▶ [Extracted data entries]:
☆ ☆ ☆ ☆

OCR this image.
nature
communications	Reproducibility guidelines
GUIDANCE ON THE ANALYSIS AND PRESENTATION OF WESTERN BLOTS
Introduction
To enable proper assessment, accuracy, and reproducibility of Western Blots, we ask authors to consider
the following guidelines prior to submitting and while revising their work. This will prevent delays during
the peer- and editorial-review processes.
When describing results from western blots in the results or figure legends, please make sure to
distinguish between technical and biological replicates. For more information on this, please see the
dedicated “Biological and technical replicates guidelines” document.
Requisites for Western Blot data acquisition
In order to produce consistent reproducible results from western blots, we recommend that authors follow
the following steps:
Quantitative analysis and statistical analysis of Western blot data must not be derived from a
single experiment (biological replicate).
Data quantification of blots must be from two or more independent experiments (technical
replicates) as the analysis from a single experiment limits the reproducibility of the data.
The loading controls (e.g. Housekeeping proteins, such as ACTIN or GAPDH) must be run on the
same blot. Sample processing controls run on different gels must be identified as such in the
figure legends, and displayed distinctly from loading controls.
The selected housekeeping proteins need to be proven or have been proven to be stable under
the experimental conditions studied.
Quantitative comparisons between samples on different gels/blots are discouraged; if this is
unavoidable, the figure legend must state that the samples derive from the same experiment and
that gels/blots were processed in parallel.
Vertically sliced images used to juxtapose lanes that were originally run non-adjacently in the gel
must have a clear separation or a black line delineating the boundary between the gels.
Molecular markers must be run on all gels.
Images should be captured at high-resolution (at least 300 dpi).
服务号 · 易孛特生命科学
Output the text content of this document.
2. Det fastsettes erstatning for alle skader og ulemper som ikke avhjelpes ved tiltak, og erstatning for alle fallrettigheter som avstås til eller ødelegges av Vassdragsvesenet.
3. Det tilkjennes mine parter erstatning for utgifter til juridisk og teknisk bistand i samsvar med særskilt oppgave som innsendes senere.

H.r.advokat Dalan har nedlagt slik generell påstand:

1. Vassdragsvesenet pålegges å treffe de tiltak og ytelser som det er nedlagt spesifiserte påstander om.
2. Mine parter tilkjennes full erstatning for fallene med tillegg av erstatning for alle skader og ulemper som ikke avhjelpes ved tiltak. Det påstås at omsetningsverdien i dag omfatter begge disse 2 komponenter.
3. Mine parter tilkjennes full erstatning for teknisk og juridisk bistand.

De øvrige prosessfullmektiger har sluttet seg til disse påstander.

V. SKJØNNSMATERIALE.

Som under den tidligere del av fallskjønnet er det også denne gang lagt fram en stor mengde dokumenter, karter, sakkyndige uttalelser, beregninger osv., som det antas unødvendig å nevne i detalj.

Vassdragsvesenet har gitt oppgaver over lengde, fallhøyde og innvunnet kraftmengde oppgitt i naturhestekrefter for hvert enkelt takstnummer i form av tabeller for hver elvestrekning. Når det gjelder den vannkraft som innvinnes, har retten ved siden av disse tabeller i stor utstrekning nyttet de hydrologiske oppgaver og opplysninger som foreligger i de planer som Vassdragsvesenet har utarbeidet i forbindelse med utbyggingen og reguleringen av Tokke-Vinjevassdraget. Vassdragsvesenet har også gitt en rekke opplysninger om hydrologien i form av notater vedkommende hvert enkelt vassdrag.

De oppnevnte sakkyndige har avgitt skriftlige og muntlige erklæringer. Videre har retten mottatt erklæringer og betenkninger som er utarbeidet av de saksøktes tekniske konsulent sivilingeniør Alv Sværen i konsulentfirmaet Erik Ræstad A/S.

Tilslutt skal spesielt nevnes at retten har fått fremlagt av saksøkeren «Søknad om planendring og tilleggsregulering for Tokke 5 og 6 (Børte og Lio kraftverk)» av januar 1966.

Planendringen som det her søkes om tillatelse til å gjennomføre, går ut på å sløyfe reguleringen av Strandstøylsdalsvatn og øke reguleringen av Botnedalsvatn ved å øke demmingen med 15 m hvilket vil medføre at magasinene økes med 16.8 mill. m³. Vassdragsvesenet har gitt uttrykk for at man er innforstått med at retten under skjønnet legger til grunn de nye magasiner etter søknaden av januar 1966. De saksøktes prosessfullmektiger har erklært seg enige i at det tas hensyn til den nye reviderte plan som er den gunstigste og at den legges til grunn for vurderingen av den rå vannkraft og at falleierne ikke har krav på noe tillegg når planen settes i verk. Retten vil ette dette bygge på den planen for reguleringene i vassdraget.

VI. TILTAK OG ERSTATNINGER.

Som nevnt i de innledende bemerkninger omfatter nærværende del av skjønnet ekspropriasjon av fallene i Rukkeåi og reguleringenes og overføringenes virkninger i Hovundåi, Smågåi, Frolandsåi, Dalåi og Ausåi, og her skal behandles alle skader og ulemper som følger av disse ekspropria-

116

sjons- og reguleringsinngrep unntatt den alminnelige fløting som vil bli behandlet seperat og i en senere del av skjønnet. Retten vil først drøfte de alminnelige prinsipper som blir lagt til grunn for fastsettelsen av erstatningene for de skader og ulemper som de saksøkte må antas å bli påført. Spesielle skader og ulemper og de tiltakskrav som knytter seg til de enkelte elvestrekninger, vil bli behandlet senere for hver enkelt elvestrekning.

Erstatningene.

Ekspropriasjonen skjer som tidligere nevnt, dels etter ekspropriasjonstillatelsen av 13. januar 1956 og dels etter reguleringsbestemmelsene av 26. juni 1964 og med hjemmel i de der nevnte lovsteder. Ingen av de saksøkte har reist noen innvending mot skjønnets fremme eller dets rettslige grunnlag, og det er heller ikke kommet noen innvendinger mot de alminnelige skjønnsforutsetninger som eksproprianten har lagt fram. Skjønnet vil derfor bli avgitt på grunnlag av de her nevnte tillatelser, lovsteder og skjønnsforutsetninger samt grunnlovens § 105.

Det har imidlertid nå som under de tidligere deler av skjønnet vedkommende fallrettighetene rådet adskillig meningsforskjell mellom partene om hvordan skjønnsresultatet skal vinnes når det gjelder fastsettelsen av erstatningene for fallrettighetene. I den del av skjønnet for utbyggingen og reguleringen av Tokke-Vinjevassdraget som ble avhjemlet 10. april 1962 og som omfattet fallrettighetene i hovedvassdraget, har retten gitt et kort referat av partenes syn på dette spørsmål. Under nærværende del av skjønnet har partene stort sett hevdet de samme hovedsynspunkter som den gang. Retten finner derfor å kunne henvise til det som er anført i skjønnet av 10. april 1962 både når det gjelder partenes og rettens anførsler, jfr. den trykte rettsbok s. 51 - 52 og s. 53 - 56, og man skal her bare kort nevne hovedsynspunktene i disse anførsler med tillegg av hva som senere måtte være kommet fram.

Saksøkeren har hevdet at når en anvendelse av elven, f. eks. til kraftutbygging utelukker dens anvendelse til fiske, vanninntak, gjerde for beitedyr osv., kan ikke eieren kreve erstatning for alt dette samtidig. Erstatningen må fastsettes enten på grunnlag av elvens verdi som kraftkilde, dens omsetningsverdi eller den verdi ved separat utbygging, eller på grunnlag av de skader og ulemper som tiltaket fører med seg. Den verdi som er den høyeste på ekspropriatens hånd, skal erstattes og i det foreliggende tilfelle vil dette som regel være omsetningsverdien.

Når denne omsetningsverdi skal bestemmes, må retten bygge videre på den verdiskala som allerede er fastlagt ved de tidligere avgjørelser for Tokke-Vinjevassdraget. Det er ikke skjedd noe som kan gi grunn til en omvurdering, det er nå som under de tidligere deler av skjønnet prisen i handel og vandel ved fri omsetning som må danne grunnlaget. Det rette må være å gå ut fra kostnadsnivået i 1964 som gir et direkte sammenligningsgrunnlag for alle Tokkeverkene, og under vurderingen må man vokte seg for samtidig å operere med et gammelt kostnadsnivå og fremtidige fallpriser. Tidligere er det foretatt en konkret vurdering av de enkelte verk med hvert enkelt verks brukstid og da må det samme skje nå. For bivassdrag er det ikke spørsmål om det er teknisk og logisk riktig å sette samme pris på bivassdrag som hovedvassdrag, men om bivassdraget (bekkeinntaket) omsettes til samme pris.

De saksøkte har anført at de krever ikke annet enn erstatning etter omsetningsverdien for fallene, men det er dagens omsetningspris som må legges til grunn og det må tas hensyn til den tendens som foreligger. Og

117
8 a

☆ ☆ ☆ ☆

▶ [Your assignment]:
Check every line of the data above for the string "loading", and copy those that have it.

▶ [Result for this task]:
The loading controls (e.g. Housekeeping proteins, such as ACTIN or GAPDH) must be run on the
figure legends, and displayed distinctly from loading controls.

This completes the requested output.